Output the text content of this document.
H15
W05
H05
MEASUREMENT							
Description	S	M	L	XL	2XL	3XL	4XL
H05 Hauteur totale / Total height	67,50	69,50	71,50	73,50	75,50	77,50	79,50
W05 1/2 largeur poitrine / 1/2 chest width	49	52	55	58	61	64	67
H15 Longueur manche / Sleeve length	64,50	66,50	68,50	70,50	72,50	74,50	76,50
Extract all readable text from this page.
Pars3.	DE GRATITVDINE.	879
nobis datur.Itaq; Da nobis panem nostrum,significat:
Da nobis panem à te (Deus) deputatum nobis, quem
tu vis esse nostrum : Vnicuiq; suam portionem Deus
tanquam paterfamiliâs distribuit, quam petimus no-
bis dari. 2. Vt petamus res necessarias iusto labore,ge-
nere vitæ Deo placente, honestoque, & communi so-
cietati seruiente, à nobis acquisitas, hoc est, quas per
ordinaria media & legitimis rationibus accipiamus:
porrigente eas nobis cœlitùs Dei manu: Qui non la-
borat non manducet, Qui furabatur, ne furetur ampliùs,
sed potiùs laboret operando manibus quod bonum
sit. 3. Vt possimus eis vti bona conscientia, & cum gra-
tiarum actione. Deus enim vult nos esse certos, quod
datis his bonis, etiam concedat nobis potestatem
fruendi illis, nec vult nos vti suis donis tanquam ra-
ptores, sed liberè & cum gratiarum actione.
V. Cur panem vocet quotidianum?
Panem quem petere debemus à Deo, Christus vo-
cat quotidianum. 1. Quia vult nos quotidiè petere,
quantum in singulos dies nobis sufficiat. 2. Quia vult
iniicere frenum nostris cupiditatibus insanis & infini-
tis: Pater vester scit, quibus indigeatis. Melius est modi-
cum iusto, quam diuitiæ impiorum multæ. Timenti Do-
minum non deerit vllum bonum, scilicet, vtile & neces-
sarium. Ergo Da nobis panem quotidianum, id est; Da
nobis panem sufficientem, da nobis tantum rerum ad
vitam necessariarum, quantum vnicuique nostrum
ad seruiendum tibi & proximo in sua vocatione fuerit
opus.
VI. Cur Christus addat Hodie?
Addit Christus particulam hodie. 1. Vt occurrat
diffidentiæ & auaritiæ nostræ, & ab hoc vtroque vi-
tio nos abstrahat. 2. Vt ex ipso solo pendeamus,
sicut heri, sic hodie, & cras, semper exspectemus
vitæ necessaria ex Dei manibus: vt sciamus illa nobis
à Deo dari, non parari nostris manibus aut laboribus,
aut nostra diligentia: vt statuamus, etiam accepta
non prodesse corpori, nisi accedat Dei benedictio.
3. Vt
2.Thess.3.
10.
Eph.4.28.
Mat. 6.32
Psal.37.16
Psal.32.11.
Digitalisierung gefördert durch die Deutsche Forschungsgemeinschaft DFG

┄┄┄┄┄┄┄┄┄┄

Work instructions: Quote the material exactly, leaving nothing out.

Exercise solution:
Output the text content of this document.
H15
W05
H05
MEASUREMENT							
Description	S	M	L	XL	2XL	3XL	4XL
H05 Hauteur totale / Total height	67,50	69,50	71,50	73,50	75,50	77,50	79,50
W05 1/2 largeur poitrine / 1/2 chest width	49	52	55	58	61	64	67
H15 Longueur manche / Sleeve length	64,50	66,50	68,50	70,50	72,50	74,50	76,50
Extract all readable text from this page.
Pars3.	DE GRATITVDINE.	879
nobis datur.Itaq; Da nobis panem nostrum,significat:
Da nobis panem à te (Deus) deputatum nobis, quem
tu vis esse nostrum : Vnicuiq; suam portionem Deus
tanquam paterfamiliâs distribuit, quam petimus no-
bis dari. 2. Vt petamus res necessarias iusto labore,ge-
nere vitæ Deo placente, honestoque, & communi so-
cietati seruiente, à nobis acquisitas, hoc est, quas per
ordinaria media & legitimis rationibus accipiamus:
porrigente eas nobis cœlitùs Dei manu: Qui non la-
borat non manducet, Qui furabatur, ne furetur ampliùs,
sed potiùs laboret operando manibus quod bonum
sit. 3. Vt possimus eis vti bona conscientia, & cum gra-
tiarum actione. Deus enim vult nos esse certos, quod
datis his bonis, etiam concedat nobis potestatem
fruendi illis, nec vult nos vti suis donis tanquam ra-
ptores, sed liberè & cum gratiarum actione.
V. Cur panem vocet quotidianum?
Panem quem petere debemus à Deo, Christus vo-
cat quotidianum. 1. Quia vult nos quotidiè petere,
quantum in singulos dies nobis sufficiat. 2. Quia vult
iniicere frenum nostris cupiditatibus insanis & infini-
tis: Pater vester scit, quibus indigeatis. Melius est modi-
cum iusto, quam diuitiæ impiorum multæ. Timenti Do-
minum non deerit vllum bonum, scilicet, vtile & neces-
sarium. Ergo Da nobis panem quotidianum, id est; Da
nobis panem sufficientem, da nobis tantum rerum ad
vitam necessariarum, quantum vnicuique nostrum
ad seruiendum tibi & proximo in sua vocatione fuerit
opus.
VI. Cur Christus addat Hodie?
Addit Christus particulam hodie. 1. Vt occurrat
diffidentiæ & auaritiæ nostræ, & ab hoc vtroque vi-
tio nos abstrahat. 2. Vt ex ipso solo pendeamus,
sicut heri, sic hodie, & cras, semper exspectemus
vitæ necessaria ex Dei manibus: vt sciamus illa nobis
à Deo dari, non parari nostris manibus aut laboribus,
aut nostra diligentia: vt statuamus, etiam accepta
non prodesse corpori, nisi accedat Dei benedictio.
3. Vt
2.Thess.3.
10.
Eph.4.28.
Mat. 6.32
Psal.37.16
Psal.32.11.
Digitalisierung gefördert durch die Deutsche Forschungsgemeinschaft DFG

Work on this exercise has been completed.